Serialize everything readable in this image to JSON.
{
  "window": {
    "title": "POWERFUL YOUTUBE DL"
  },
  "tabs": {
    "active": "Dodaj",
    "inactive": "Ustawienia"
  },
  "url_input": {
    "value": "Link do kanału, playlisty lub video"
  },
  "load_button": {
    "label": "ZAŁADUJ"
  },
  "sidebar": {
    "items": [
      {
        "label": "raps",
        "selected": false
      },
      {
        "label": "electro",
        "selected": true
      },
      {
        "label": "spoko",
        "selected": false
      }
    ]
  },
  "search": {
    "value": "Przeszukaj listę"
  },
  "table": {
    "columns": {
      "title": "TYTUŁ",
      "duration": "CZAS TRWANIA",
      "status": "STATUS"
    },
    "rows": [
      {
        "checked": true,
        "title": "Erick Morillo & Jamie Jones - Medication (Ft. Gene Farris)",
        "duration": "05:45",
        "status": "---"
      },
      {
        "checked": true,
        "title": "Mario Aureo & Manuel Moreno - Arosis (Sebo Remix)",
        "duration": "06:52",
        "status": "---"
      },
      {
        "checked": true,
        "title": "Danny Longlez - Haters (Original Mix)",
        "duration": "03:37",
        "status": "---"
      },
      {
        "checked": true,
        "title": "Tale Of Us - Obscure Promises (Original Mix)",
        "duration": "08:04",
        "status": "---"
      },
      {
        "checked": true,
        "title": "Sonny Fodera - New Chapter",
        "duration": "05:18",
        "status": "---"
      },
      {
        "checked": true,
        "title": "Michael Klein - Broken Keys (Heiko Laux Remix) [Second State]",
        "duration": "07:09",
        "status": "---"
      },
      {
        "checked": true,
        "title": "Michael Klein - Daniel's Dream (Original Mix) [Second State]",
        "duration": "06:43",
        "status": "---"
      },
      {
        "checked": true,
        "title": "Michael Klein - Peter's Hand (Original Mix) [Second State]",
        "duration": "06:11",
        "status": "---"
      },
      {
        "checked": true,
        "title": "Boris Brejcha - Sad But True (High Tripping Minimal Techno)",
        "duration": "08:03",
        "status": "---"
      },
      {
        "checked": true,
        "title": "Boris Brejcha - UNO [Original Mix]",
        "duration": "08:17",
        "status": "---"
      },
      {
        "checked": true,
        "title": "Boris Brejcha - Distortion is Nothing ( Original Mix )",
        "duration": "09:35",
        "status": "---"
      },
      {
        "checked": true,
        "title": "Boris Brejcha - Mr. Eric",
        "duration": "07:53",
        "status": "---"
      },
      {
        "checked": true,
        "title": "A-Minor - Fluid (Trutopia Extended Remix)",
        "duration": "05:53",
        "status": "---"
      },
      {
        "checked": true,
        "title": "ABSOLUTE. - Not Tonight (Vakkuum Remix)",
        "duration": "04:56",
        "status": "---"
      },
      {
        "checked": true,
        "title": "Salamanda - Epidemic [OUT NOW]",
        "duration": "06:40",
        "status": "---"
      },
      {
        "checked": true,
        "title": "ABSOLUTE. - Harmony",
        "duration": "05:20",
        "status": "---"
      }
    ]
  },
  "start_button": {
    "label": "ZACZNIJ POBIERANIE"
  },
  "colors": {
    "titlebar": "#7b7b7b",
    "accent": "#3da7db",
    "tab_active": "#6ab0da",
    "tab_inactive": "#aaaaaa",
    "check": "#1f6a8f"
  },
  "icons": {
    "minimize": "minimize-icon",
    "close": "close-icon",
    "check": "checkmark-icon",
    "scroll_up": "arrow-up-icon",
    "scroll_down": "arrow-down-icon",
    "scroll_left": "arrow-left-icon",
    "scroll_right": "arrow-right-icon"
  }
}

+ + + +

▶ [What to produce]: Scan the material above. Copy each line where "State" occurs.

▶ [Response area]:
        "title": "Michael Klein - Broken Keys (Heiko Laux Remix) [Second State]",
        "title": "Michael Klein - Daniel's Dream (Original Mix) [Second State]",
        "title": "Michael Klein - Peter's Hand (Original Mix) [Second State]",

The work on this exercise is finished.